## INSTRUCTIONS TO FOLLOW
Return every line below in which "image" appears.

## ITEMS
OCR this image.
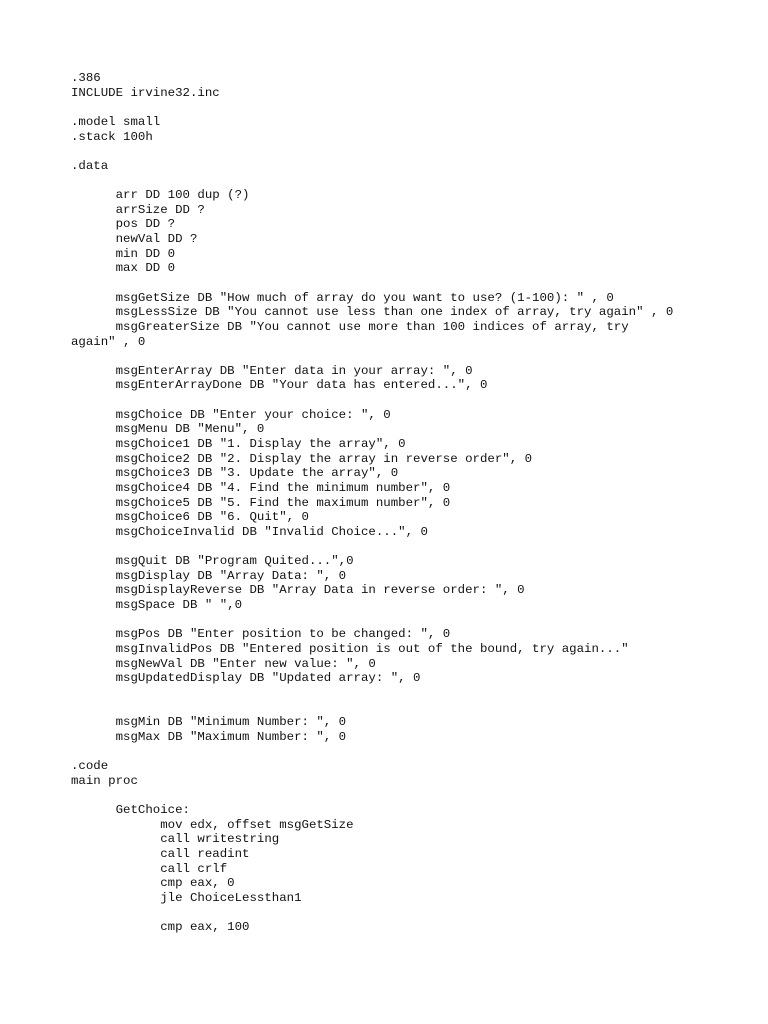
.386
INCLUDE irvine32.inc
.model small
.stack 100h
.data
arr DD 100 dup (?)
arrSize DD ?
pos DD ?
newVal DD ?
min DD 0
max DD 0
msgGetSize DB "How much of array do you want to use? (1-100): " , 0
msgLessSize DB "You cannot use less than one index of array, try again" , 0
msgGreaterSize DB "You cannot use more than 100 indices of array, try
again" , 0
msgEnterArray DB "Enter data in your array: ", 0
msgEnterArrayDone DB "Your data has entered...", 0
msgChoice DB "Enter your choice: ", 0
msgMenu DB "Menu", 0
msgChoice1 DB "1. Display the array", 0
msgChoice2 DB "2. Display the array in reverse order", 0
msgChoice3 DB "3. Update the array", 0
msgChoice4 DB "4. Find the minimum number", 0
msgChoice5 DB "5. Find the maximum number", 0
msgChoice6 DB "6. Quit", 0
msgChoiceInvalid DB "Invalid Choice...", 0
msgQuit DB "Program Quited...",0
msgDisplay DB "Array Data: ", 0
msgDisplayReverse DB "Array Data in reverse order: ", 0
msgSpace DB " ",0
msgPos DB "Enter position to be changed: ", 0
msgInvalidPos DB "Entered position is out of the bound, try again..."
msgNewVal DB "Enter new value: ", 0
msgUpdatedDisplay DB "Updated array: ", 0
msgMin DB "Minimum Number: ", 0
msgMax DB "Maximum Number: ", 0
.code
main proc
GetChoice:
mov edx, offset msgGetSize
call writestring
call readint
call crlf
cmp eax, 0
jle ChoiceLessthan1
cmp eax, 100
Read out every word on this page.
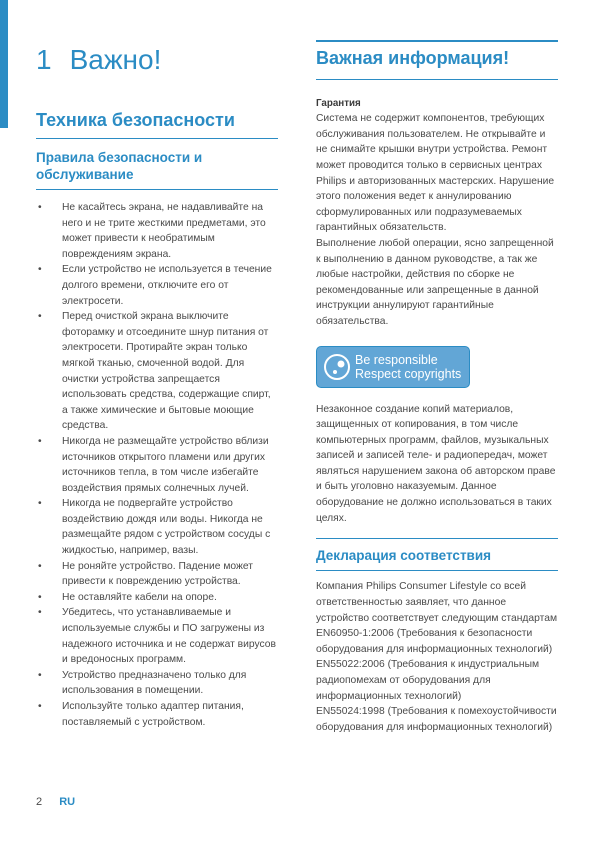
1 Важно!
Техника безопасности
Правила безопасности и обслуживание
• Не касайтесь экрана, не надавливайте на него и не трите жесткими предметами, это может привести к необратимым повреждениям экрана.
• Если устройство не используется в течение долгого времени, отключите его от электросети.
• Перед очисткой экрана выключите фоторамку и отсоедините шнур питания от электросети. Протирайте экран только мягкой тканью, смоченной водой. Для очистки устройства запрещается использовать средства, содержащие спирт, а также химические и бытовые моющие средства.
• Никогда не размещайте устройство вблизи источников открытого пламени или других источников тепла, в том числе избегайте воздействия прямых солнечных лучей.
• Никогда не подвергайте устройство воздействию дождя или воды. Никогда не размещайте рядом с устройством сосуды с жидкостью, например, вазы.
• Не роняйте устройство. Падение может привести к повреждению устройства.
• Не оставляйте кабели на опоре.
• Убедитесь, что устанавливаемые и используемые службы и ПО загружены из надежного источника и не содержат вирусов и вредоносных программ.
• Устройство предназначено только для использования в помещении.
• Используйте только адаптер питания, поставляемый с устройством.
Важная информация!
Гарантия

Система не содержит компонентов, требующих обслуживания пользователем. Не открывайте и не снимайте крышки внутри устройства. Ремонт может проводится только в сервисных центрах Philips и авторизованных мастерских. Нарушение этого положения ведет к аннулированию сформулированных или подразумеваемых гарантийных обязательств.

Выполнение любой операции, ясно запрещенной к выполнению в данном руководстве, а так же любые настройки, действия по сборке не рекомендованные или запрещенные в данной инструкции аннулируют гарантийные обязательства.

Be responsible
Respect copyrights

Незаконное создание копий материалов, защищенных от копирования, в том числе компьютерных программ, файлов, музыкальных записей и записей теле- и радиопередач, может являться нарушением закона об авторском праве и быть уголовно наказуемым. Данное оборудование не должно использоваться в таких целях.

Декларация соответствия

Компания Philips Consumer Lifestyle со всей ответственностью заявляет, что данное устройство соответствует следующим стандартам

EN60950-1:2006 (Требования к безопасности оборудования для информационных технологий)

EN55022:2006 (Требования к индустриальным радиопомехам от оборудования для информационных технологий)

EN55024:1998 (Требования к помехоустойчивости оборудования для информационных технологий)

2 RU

* * *

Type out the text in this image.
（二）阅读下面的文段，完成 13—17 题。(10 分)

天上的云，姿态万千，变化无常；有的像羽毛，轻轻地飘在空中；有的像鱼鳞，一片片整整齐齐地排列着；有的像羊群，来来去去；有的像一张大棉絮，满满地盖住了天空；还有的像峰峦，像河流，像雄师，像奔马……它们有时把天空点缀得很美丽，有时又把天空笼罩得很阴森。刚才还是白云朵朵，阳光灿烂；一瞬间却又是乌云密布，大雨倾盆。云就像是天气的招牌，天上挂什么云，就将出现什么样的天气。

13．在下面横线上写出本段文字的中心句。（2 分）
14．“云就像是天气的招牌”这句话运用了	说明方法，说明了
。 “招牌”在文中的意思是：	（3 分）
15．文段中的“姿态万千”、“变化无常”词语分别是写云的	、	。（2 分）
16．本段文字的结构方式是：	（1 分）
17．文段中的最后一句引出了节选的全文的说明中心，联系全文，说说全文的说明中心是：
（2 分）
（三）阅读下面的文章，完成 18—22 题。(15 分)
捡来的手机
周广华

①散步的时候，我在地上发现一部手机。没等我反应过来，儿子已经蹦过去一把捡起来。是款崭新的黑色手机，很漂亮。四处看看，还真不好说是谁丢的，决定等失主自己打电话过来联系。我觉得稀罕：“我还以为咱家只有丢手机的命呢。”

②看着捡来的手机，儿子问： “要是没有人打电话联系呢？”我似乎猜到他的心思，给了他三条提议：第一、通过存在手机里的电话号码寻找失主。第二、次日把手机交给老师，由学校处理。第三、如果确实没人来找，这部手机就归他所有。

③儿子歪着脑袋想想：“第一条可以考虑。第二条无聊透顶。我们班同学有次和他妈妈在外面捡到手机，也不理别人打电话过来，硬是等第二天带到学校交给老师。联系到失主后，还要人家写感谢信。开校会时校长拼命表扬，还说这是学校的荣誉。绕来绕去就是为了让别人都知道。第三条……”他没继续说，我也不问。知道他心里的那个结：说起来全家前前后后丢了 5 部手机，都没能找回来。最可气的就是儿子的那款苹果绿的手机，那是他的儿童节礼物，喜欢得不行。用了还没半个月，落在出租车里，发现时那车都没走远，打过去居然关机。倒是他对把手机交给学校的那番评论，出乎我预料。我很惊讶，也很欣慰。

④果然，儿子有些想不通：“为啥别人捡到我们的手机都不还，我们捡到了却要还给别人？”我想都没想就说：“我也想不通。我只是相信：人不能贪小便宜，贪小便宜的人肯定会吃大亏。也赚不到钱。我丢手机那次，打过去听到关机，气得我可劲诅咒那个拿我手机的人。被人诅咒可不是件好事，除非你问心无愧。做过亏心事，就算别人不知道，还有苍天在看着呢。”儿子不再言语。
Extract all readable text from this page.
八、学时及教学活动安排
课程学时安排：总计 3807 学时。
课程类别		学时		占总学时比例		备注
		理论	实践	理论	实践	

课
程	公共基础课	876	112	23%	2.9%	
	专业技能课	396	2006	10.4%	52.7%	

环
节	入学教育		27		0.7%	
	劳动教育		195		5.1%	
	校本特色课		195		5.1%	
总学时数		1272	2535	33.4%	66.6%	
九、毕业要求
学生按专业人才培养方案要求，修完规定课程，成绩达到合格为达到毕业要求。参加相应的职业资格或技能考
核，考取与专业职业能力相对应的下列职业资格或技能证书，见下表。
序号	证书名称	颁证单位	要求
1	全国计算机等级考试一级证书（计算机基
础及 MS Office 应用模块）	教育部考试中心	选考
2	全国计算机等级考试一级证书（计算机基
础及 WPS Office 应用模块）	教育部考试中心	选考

## TASK OUTPUT
OCR this image.
Type out the text in this image.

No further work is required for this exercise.